Written exercise: Reproduce the data below verbatim from the line containing "Extract the structured" through its final line, and produce nothing more.
* START Source records *
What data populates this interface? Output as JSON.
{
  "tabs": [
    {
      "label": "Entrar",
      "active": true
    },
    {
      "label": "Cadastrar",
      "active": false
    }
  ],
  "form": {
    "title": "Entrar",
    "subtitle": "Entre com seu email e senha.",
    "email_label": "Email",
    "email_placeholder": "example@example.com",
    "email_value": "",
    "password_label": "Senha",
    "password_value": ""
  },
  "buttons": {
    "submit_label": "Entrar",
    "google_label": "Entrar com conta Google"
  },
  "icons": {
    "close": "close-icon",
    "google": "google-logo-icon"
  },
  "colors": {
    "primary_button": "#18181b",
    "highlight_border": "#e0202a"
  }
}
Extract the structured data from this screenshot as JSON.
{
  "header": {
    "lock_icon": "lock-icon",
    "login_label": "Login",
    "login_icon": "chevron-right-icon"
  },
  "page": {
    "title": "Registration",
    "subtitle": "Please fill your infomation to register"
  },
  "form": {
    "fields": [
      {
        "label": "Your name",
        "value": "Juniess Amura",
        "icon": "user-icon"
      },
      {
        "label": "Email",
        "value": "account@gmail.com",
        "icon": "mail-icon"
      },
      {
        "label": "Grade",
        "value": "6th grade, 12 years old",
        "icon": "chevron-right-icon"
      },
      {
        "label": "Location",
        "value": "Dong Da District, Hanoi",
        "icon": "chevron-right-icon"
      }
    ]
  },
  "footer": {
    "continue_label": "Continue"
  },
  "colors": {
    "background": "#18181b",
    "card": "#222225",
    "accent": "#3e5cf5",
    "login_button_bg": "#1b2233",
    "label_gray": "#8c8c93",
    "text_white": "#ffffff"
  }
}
* END Source records *
Written answer:
Extract the structured data from this screenshot as JSON.
{
  "header": {
    "lock_icon": "lock-icon",
    "login_label": "Login",
    "login_icon": "chevron-right-icon"
  },
  "page": {
    "title": "Registration",
    "subtitle": "Please fill your infomation to register"
  },
  "form": {
    "fields": [
      {
        "label": "Your name",
        "value": "Juniess Amura",
        "icon": "user-icon"
      },
      {
        "label": "Email",
        "value": "account@gmail.com",
        "icon": "mail-icon"
      },
      {
        "label": "Grade",
        "value": "6th grade, 12 years old",
        "icon": "chevron-right-icon"
      },
      {
        "label": "Location",
        "value": "Dong Da District, Hanoi",
        "icon": "chevron-right-icon"
      }
    ]
  },
  "footer": {
    "continue_label": "Continue"
  },
  "colors": {
    "background": "#18181b",
    "card": "#222225",
    "accent": "#3e5cf5",
    "login_button_bg": "#1b2233",
    "label_gray": "#8c8c93",
    "text_white": "#ffffff"
  }
}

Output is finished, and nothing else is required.